Excerpt provided:
LSU junior quarterback Jordan Jefferson has his starting job for at least another week, coach Les Miles said at his weekly press luncheon Monday.
Jefferson has not thrown a touchdown pass or eclipsed the 100-yard passing mark since LSU’s 30-24 victory against North Carolina, yet when Miles was asked point-blank if Jefferson will start against Tennessee, he briefly paused and answered, “Yes.”
Jefferson most recently recorded just 75 yards through the air and two interceptions against West Virginia. He was also sacked twice and has been sacked five times through four games.
Jefferson was repeatedly booed against West Virginia as pass after pass fell incomplete, and he struggled to gain substantial yardage on option plays.
Junior Jarrett Lee sits in the backup quarterback spot, and Miles said it remains a week-by-week decision about how to involve Lee.
“You have to use the strengths of the players on the field,” Miles said. “We look at the opportunities to play Jarrett Lee … It’s never going to be necessarily the fact that the other guy is just doing poorly. It’s with the complement of the efforts Jarrett Lee has.”

Data block:
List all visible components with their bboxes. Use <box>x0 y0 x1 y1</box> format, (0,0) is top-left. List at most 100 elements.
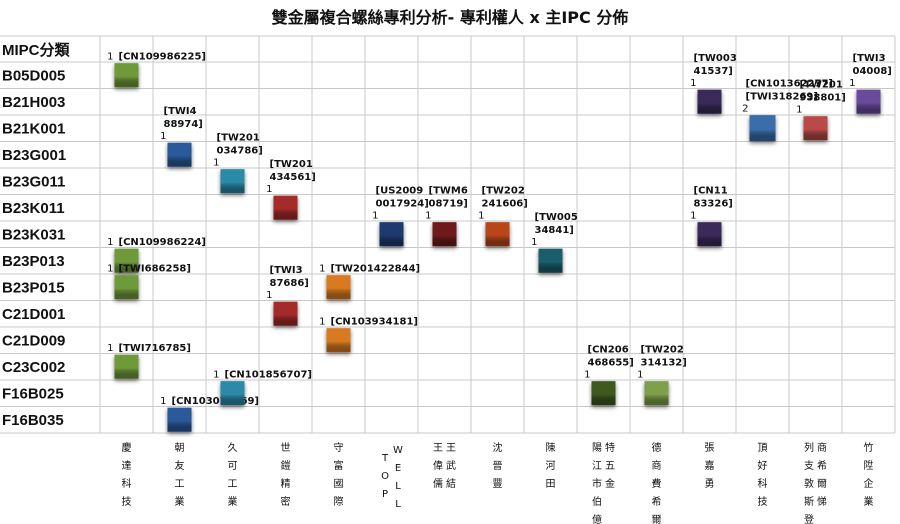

Goal of the exercise: Can you rework the article on LSU's starting quarterback from "LSU junior quarterback" up to and including "through four games.", with "press luncheon" changed to "news conference"?

Full solution:
LSU junior quarterback Jordan Jefferson has his starting job for at least another week, coach Les Miles said at his weekly news conference Monday.
Jefferson has not thrown a touchdown pass or eclipsed the 100-yard passing mark since LSU’s 30-24 victory against North Carolina, yet when Miles was asked point-blank if Jefferson will start against Tennessee, he briefly paused and answered, “Yes.”
Jefferson most recently recorded just 75 yards through the air and two interceptions against West Virginia. He was also sacked twice and has been sacked five times through four games.